GOAL: Copy each line below that includes "NaCl".

▶

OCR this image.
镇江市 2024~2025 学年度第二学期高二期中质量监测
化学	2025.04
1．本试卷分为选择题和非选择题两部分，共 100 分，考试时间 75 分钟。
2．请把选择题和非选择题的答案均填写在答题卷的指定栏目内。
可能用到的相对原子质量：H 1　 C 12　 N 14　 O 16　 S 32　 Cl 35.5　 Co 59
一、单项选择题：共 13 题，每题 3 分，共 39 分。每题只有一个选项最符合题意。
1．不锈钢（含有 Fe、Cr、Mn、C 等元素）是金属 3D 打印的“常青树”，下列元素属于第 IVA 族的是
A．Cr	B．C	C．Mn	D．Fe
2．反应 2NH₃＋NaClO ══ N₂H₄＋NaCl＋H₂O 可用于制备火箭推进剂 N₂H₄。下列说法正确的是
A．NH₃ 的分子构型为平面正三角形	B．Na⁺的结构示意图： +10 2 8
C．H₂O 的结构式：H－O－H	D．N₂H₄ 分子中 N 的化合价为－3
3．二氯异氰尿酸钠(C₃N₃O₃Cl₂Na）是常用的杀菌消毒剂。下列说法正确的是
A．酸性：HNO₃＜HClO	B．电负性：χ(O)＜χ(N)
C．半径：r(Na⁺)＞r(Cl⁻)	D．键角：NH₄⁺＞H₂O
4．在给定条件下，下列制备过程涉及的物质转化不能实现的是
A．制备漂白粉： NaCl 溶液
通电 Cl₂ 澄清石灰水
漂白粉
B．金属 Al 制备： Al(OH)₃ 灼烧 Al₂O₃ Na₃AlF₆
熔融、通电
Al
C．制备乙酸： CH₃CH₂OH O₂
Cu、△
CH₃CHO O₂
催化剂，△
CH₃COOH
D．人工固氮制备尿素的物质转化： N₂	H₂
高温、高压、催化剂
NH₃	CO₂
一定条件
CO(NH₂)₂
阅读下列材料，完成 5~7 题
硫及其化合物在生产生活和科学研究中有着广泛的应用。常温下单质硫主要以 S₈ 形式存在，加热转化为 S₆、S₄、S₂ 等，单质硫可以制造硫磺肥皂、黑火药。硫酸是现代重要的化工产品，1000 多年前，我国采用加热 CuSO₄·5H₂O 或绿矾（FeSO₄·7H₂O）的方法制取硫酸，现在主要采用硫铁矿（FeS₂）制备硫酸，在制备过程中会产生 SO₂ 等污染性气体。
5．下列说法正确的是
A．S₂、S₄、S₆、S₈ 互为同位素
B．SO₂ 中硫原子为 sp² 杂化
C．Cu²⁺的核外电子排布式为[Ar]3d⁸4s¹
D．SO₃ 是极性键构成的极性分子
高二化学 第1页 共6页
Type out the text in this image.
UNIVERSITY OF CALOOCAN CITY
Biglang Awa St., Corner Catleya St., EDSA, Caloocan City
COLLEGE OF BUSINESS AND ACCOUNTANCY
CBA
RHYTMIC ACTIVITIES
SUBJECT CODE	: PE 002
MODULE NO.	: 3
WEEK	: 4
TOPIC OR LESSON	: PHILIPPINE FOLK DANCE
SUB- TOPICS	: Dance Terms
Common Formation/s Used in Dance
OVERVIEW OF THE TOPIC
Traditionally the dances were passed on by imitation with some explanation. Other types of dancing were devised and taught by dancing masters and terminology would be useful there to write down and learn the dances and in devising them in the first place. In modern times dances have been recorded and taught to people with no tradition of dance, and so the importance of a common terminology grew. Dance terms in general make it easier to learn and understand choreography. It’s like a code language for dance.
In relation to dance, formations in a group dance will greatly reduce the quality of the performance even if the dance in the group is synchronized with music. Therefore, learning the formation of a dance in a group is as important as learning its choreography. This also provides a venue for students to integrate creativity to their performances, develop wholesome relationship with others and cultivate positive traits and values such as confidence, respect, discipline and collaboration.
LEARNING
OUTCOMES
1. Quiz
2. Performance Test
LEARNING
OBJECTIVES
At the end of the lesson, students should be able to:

◀

WRITTEN ANSWER:
2．反应 2NH₃＋NaClO ══ N₂H₄＋NaCl＋H₂O 可用于制备火箭推进剂 N₂H₄。下列说法正确的是
A．制备漂白粉： NaCl 溶液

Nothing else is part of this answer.